**WRITTEN EXERCISE**
Please copy every line of the records below that holds the word "this".

**AVAILABLE DATA**
☆ ☆ ☆

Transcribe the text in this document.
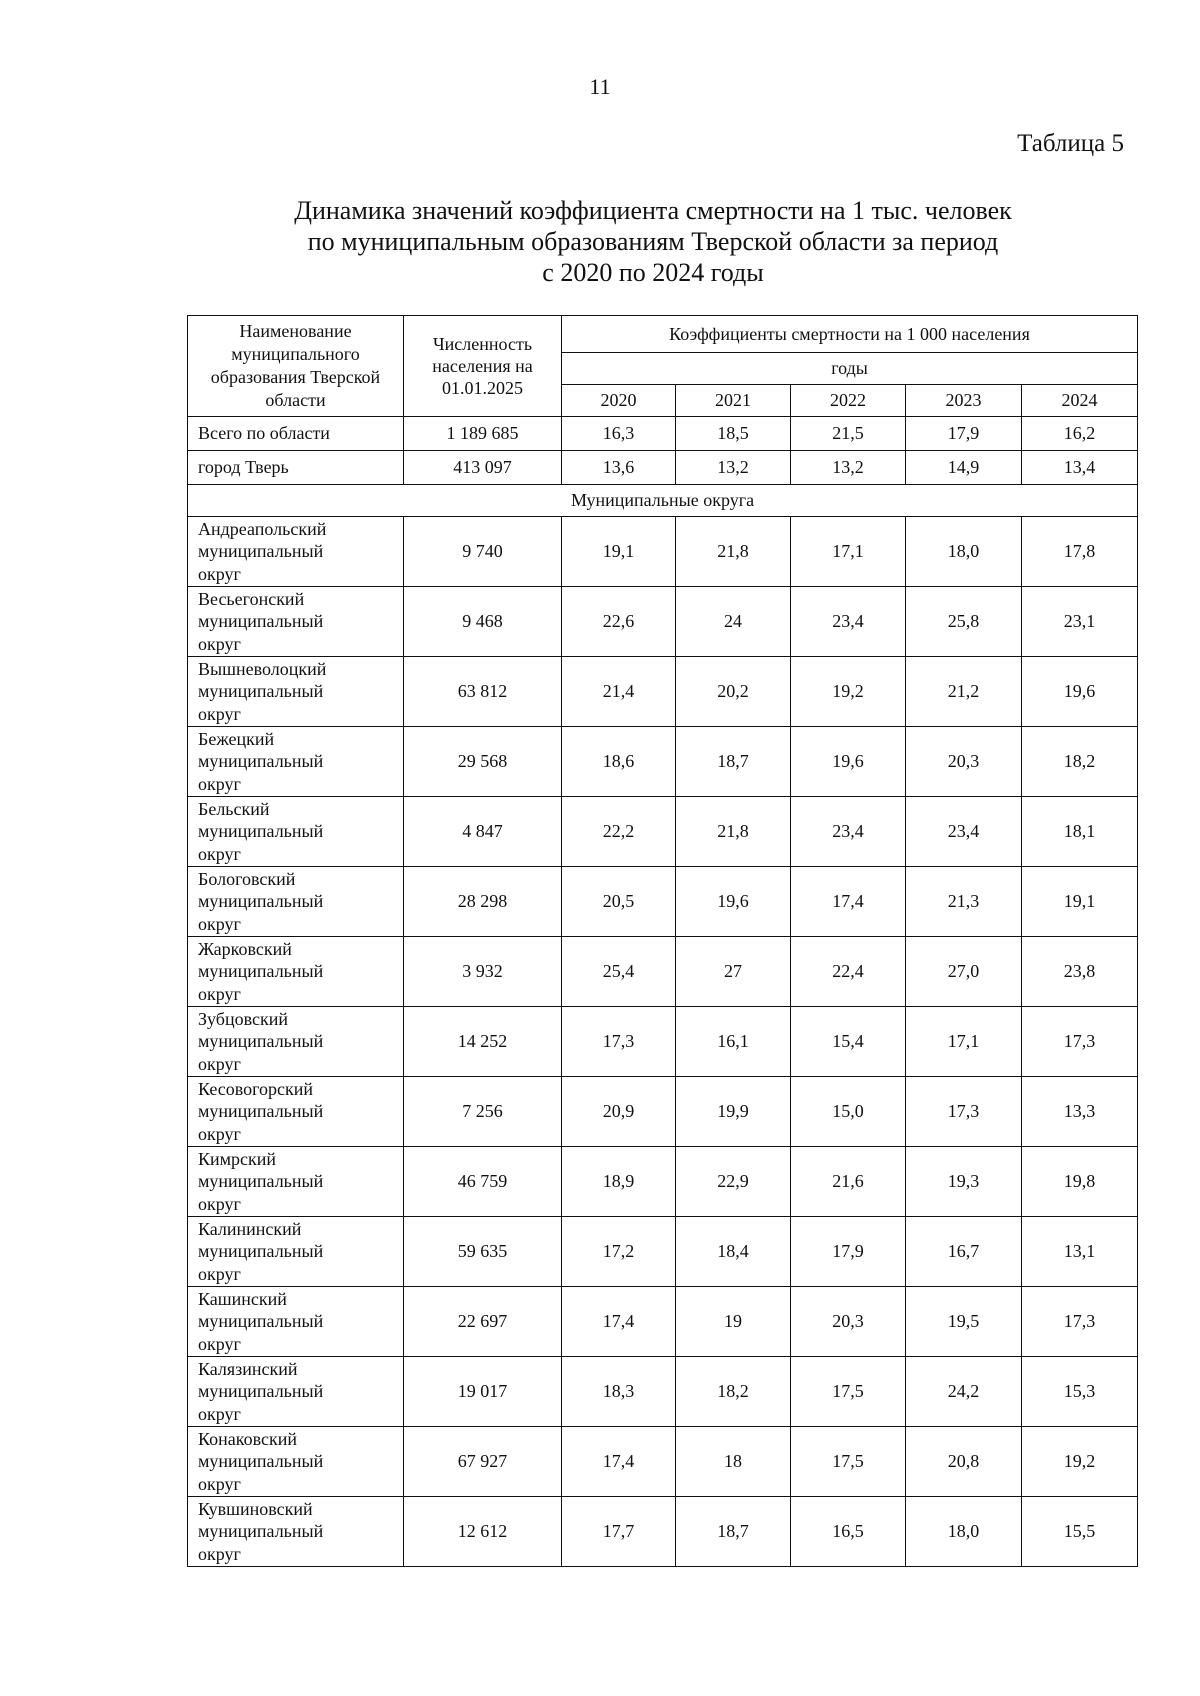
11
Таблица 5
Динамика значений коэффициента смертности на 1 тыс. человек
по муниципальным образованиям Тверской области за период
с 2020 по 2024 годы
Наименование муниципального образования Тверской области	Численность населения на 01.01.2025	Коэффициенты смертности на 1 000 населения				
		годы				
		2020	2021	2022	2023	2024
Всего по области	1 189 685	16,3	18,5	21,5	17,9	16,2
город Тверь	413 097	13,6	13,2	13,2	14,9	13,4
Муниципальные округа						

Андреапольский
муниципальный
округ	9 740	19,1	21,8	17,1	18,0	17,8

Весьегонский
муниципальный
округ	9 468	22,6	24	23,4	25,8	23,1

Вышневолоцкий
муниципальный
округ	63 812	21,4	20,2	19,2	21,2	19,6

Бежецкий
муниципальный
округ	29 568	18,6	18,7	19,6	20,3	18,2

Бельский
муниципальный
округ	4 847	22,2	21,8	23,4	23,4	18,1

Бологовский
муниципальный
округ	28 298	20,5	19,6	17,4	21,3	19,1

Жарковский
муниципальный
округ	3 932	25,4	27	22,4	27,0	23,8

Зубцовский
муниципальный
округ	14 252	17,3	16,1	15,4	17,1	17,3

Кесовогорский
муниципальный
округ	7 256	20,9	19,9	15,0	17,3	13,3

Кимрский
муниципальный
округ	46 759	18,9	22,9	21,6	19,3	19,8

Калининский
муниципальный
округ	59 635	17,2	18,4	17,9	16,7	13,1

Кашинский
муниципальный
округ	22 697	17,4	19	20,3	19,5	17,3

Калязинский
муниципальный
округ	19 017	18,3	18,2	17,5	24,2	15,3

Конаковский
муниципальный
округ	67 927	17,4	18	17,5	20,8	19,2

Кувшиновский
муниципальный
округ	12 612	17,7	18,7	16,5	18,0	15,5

☆ ☆ ☆

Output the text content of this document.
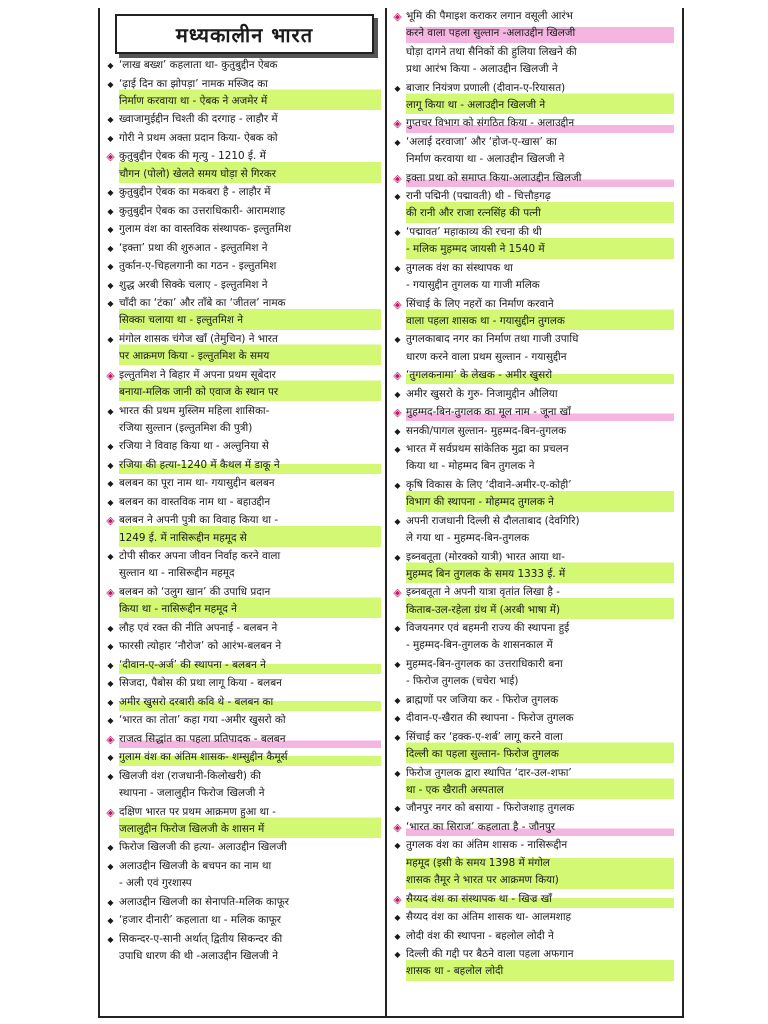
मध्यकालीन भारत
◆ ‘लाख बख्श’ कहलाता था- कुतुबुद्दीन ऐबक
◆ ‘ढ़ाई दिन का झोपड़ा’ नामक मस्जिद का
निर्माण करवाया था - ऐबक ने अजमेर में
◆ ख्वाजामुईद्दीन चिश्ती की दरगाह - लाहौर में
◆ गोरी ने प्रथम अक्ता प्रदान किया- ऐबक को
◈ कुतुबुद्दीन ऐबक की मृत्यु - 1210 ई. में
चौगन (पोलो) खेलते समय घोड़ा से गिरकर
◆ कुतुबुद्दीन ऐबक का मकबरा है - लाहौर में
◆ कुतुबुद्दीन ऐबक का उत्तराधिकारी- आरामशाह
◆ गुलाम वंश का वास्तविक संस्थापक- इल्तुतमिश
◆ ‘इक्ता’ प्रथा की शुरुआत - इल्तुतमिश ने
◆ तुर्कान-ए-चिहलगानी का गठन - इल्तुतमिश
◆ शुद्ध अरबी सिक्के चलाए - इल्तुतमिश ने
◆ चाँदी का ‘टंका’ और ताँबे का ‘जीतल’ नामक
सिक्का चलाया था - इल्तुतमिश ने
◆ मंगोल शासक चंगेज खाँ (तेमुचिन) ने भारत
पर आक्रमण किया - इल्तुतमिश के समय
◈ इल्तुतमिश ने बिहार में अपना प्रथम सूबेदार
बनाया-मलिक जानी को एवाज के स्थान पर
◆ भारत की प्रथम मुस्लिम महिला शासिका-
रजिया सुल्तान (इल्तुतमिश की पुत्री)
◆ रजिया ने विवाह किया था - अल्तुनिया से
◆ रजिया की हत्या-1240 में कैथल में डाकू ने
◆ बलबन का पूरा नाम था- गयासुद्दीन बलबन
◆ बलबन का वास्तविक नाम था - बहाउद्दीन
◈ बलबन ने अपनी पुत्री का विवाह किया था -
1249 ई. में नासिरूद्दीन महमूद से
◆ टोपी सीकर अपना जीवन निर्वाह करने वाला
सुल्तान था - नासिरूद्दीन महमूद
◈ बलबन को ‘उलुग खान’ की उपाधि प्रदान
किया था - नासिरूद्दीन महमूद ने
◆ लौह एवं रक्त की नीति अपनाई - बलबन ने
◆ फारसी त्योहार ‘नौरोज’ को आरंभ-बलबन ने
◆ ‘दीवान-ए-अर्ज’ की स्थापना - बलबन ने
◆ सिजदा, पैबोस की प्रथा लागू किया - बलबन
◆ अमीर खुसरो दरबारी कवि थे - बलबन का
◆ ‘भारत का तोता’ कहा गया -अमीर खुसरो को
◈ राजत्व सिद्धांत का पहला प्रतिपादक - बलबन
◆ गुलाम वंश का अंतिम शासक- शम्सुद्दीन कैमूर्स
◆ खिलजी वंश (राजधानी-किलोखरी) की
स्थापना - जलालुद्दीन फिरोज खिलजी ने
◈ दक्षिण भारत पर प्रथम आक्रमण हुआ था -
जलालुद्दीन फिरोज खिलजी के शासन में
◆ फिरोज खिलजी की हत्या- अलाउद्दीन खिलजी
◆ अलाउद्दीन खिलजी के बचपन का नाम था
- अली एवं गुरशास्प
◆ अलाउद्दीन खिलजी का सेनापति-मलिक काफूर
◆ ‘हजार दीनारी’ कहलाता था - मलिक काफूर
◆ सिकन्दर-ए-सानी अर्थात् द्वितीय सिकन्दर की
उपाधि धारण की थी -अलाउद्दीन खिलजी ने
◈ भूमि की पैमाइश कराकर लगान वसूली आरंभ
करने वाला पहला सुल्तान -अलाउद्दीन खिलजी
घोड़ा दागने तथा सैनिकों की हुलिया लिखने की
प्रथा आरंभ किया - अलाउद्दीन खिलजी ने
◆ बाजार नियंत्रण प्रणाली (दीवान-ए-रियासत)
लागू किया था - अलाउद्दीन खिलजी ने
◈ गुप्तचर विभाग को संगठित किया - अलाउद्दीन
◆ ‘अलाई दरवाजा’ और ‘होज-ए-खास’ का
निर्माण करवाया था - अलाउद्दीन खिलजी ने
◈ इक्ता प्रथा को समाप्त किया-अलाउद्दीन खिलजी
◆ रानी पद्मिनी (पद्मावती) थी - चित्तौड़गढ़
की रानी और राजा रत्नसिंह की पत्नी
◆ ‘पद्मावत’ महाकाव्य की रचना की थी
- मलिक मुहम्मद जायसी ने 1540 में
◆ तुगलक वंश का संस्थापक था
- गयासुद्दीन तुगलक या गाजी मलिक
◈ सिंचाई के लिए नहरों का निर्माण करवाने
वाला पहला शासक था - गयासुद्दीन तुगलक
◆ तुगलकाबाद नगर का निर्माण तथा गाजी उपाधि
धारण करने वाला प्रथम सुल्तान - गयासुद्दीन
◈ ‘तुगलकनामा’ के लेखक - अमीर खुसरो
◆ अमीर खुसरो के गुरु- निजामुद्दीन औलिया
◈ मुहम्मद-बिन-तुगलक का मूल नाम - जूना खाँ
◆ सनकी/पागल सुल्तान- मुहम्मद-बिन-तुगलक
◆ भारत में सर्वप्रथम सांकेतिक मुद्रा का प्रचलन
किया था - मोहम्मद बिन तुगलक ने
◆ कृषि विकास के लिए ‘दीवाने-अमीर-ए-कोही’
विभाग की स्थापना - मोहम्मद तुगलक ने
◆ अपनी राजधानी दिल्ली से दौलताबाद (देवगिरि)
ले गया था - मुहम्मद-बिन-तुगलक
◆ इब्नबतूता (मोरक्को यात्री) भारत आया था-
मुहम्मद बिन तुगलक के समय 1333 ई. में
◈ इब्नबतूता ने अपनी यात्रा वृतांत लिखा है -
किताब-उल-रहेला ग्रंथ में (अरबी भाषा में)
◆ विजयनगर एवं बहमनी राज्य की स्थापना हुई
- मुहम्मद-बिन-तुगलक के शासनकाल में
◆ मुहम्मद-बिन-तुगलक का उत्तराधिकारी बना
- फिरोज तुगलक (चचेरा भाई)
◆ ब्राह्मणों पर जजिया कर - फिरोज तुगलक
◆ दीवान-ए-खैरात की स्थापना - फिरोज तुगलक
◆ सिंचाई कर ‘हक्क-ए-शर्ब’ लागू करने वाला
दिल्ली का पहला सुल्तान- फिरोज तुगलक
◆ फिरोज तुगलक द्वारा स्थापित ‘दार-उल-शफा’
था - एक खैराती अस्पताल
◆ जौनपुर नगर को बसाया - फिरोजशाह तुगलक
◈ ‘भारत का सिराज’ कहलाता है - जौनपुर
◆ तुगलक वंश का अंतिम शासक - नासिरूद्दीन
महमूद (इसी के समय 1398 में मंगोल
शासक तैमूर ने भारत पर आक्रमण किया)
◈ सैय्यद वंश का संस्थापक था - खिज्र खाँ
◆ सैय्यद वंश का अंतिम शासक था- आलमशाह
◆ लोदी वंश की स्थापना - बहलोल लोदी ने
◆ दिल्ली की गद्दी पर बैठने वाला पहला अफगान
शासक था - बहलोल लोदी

☆ ☆ ☆

**TASK RESULT**
Transcribe the text in this document.
Output the text content of this document.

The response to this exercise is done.